Every line that includes the word "поставляемой" is to be listed.

### Available data
◆ ◆ ◆ ◆ ◆ ◆ ◆

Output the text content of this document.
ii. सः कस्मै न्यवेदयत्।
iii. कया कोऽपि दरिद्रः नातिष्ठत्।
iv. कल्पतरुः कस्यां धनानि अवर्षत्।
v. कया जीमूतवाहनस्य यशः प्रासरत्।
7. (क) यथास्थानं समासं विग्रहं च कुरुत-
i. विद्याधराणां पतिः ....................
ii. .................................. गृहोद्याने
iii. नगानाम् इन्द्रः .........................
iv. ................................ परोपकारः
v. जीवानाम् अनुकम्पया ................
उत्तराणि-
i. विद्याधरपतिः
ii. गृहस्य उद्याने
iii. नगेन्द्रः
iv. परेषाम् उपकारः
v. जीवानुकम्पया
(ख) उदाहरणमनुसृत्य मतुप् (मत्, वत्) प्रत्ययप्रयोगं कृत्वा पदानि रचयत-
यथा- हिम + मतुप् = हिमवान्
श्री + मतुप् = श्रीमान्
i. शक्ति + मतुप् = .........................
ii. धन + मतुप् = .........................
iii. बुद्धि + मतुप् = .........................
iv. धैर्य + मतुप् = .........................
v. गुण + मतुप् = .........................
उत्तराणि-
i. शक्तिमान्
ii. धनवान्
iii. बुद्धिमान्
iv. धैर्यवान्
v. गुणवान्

◆ ◆ ◆ ◆ ◆ ◆ ◆

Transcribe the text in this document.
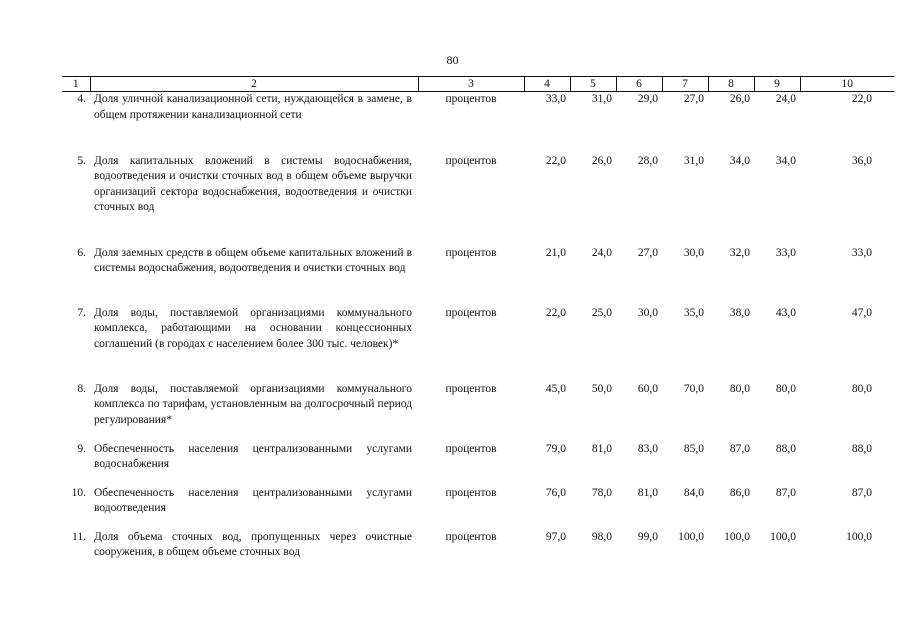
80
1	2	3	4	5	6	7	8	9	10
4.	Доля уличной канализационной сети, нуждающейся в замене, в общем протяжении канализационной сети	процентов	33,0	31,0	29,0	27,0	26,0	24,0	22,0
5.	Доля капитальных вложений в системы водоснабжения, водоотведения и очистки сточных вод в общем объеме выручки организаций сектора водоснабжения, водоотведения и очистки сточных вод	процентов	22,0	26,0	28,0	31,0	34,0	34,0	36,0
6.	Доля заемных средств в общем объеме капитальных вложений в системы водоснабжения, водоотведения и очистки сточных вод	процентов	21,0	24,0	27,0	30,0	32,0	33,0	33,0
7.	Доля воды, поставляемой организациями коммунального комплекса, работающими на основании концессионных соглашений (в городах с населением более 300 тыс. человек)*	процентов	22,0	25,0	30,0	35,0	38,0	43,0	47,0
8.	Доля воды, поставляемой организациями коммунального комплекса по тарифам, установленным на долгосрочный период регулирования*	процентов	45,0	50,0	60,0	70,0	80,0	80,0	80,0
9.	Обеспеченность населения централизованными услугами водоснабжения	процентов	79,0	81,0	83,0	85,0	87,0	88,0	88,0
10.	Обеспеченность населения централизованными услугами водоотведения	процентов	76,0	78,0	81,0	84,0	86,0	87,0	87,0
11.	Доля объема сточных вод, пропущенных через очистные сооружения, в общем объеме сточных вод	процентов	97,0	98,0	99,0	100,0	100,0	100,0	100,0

◆ ◆ ◆ ◆ ◆ ◆ ◆

### Task answer
7.	Доля воды, поставляемой организациями коммунального комплекса, работающими на основании концессионных соглашений (в городах с населением более 300 тыс. человек)*	процентов	22,0	25,0	30,0	35,0	38,0	43,0	47,0
8.	Доля воды, поставляемой организациями коммунального комплекса по тарифам, установленным на долгосрочный период регулирования*	процентов	45,0	50,0	60,0	70,0	80,0	80,0	80,0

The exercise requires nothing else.